> INSTRUCTIONS FOR THE TASK:
Starting with the first line and stopping after the line that contains "heart-outline-icon xyxy=(537,52,567,79)", write out these lines again with "wishlist-button" renamed to "favorite-button" and everything else left unchanged.

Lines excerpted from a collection
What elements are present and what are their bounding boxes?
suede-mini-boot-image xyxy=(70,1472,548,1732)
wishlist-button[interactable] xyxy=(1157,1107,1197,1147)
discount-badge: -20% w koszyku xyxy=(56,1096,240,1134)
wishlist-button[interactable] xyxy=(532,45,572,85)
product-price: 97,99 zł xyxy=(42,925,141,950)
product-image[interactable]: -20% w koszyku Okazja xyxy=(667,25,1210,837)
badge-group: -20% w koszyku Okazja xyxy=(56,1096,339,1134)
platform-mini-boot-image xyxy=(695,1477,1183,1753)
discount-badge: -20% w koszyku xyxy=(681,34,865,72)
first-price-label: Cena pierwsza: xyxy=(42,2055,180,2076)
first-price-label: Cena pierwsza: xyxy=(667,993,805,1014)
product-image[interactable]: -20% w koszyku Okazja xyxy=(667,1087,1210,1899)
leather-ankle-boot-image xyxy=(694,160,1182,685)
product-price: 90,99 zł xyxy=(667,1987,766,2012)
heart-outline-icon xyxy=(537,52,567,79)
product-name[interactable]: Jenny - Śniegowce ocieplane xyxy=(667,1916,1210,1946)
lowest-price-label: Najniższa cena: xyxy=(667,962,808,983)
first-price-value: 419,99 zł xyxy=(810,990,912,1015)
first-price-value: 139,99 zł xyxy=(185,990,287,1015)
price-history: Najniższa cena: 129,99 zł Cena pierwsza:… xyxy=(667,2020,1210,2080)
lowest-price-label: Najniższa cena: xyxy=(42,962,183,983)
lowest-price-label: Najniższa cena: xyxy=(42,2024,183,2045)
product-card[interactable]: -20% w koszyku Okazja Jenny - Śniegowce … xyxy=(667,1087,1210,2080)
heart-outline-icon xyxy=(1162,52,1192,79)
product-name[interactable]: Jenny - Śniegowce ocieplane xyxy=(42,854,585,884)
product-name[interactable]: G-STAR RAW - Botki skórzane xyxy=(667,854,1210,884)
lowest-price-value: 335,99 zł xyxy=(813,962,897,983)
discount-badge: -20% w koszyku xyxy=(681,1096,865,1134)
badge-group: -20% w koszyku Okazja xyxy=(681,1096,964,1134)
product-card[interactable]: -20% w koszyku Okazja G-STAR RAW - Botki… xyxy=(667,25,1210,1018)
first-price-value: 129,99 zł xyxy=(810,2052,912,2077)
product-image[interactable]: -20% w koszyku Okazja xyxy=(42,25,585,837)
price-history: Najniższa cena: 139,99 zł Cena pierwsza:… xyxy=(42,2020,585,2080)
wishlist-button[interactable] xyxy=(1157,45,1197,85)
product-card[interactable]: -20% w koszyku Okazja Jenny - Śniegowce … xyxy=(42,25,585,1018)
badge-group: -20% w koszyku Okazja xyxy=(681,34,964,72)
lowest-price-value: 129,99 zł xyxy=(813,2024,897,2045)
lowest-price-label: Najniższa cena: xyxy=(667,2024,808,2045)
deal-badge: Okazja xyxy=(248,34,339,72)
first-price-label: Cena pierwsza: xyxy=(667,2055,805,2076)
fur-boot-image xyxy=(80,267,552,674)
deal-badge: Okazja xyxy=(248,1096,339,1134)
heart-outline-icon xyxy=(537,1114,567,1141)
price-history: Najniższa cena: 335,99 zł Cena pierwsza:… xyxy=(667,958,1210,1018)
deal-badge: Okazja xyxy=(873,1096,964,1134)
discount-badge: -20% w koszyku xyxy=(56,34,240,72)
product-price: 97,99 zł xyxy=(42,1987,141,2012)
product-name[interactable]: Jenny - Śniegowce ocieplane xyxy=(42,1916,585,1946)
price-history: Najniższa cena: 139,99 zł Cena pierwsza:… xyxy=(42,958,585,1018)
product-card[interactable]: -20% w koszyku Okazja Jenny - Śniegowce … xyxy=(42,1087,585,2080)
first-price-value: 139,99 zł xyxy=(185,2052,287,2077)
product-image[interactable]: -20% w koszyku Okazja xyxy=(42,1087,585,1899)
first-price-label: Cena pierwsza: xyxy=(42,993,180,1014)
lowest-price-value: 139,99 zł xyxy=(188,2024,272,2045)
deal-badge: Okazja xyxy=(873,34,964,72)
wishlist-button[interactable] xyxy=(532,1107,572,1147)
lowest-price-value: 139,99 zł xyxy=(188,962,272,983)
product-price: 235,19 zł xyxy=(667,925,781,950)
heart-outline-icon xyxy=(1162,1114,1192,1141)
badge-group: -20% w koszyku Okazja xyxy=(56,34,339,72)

> COMPLETE RESPONSE:
What elements are present and what are their bounding boxes?
suede-mini-boot-image xyxy=(70,1472,548,1732)
favorite-button[interactable] xyxy=(1157,1107,1197,1147)
discount-badge: -20% w koszyku xyxy=(56,1096,240,1134)
favorite-button[interactable] xyxy=(532,45,572,85)
product-price: 97,99 zł xyxy=(42,925,141,950)
product-image[interactable]: -20% w koszyku Okazja xyxy=(667,25,1210,837)
badge-group: -20% w koszyku Okazja xyxy=(56,1096,339,1134)
platform-mini-boot-image xyxy=(695,1477,1183,1753)
discount-badge: -20% w koszyku xyxy=(681,34,865,72)
first-price-label: Cena pierwsza: xyxy=(42,2055,180,2076)
first-price-label: Cena pierwsza: xyxy=(667,993,805,1014)
product-image[interactable]: -20% w koszyku Okazja xyxy=(667,1087,1210,1899)
leather-ankle-boot-image xyxy=(694,160,1182,685)
product-price: 90,99 zł xyxy=(667,1987,766,2012)
heart-outline-icon xyxy=(537,52,567,79)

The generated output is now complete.